- Directive -
Among the entries below, find the lines with "this" and copy them.
## BEGIN The records
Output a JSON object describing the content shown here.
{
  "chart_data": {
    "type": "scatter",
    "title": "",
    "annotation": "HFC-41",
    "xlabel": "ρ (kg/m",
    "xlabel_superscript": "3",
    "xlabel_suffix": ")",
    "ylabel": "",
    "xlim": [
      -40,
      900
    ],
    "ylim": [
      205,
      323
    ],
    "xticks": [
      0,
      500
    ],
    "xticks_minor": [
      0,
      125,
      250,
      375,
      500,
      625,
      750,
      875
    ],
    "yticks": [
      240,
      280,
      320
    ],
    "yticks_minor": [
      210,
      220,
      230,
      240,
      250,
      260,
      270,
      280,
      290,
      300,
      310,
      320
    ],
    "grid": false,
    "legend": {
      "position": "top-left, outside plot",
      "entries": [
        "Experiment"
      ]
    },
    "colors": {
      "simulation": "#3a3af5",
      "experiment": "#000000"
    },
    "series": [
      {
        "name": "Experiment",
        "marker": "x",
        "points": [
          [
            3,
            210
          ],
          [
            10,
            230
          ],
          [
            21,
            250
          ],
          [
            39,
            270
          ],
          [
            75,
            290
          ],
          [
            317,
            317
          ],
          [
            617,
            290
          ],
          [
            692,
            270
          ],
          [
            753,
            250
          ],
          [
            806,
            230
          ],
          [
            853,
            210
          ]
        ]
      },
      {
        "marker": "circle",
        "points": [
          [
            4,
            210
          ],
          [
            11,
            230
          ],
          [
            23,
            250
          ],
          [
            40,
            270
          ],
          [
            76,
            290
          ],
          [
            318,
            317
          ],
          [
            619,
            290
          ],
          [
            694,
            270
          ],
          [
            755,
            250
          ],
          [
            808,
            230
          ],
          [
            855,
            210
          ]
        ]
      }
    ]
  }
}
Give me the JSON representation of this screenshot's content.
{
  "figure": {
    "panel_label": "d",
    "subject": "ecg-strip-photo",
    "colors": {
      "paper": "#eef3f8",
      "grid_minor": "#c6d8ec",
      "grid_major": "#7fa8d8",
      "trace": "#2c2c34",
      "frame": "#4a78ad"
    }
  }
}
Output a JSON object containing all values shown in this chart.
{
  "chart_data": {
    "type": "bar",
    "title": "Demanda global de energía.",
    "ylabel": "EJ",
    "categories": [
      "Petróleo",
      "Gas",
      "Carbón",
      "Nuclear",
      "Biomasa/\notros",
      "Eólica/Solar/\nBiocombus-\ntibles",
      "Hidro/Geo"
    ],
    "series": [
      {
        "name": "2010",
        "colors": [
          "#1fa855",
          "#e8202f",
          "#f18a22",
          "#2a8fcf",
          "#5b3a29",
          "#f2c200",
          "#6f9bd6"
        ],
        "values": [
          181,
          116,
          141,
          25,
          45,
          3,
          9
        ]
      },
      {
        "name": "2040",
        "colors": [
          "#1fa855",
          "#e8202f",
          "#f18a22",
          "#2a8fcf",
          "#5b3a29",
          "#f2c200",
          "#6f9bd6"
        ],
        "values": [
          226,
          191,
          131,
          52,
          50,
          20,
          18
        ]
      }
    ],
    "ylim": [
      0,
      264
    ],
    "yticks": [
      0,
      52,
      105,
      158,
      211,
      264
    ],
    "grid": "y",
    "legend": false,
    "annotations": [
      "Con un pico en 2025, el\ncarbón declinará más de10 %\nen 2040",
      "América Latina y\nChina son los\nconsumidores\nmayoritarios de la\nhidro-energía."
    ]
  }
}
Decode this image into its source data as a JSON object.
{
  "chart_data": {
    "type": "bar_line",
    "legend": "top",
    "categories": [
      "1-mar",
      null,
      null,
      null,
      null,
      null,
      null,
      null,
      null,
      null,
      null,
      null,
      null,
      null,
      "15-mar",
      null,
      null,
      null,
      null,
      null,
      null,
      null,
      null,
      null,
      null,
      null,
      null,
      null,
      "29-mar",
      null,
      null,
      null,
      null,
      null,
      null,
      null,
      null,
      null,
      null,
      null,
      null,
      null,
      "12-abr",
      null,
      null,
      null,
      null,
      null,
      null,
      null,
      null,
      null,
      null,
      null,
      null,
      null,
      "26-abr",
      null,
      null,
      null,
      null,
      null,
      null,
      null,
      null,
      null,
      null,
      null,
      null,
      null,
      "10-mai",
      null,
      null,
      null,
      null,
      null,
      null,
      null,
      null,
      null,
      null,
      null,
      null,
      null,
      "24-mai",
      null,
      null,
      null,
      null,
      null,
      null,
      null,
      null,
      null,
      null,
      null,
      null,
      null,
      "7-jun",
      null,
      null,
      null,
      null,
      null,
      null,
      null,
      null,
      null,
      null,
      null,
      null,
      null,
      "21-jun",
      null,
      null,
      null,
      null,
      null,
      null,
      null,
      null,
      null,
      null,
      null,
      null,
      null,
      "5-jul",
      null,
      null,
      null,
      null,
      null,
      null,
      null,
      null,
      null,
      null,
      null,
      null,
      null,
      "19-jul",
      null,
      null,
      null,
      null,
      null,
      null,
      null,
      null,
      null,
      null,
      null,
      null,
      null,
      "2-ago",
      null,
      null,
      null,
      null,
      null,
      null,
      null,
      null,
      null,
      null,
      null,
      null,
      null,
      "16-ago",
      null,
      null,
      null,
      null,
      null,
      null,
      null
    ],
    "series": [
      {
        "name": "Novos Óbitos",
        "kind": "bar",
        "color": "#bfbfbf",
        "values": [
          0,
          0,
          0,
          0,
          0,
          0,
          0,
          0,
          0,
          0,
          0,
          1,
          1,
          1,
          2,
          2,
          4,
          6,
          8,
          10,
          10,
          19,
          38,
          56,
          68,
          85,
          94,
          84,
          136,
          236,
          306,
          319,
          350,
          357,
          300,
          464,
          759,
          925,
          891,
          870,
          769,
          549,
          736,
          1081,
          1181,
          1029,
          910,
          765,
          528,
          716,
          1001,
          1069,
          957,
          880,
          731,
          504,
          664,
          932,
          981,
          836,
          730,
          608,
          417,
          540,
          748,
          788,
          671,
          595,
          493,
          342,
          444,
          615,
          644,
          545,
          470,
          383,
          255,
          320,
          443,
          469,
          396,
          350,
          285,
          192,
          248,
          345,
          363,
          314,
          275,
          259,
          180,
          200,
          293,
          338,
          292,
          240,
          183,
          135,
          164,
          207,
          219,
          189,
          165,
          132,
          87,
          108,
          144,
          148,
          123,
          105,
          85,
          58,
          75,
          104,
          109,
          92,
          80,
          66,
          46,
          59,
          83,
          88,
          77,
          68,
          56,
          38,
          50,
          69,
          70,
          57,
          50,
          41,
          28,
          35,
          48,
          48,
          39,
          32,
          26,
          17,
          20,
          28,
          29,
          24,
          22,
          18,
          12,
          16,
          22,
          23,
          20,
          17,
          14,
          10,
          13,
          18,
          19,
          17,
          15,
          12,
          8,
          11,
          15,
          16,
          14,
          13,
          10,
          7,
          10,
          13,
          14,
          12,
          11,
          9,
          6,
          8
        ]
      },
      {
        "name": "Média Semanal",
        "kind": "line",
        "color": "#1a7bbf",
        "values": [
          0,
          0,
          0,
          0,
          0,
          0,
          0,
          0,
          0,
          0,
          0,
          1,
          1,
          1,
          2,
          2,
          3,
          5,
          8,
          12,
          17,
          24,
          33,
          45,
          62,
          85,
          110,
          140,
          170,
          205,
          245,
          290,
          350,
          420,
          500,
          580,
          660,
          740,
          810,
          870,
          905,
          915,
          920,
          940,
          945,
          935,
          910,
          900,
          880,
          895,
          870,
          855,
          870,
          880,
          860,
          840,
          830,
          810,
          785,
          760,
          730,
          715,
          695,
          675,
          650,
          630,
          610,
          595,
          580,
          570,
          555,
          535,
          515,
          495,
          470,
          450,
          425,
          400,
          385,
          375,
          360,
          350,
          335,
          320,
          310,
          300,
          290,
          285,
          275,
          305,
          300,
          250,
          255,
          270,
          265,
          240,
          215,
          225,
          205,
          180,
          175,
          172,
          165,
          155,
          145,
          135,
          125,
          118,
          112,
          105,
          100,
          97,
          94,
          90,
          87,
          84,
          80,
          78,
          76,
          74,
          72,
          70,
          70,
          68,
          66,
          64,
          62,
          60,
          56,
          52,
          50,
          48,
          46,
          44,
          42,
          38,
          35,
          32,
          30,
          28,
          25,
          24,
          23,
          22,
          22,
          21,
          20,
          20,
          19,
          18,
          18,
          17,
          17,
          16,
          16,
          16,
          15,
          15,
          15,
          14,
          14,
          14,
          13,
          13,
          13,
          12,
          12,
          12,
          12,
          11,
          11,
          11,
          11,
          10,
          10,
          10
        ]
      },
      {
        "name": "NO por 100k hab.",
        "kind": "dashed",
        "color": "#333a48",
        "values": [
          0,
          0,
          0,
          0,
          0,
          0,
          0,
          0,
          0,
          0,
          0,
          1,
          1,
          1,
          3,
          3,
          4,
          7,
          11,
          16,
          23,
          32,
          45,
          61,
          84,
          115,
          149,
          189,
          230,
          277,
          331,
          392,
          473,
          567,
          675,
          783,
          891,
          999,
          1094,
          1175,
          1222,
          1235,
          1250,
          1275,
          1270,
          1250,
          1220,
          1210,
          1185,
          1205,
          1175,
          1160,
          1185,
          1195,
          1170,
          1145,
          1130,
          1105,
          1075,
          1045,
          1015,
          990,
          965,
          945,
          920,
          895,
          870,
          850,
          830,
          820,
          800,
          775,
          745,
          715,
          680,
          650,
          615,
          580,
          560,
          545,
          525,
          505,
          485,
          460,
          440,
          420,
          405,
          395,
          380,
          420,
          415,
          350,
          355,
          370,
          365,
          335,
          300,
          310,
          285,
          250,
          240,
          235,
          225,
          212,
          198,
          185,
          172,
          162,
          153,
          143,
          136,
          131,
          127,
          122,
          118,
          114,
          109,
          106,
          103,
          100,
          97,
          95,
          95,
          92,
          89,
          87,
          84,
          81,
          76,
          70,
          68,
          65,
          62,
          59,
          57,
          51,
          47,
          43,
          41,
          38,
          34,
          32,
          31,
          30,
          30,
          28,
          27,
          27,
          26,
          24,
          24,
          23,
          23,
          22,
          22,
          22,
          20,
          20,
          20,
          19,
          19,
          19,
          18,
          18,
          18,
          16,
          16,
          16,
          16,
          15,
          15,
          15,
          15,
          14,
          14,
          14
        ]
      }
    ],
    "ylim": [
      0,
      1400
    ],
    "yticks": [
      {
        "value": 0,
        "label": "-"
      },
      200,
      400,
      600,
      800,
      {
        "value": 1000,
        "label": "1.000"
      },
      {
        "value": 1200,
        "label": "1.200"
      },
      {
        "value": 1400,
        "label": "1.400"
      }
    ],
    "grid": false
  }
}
## END The records
- Task result -
Give me the JSON representation of this screenshot's content.
Output a JSON object containing all values shown in this chart.
Decode this image into its source data as a JSON object.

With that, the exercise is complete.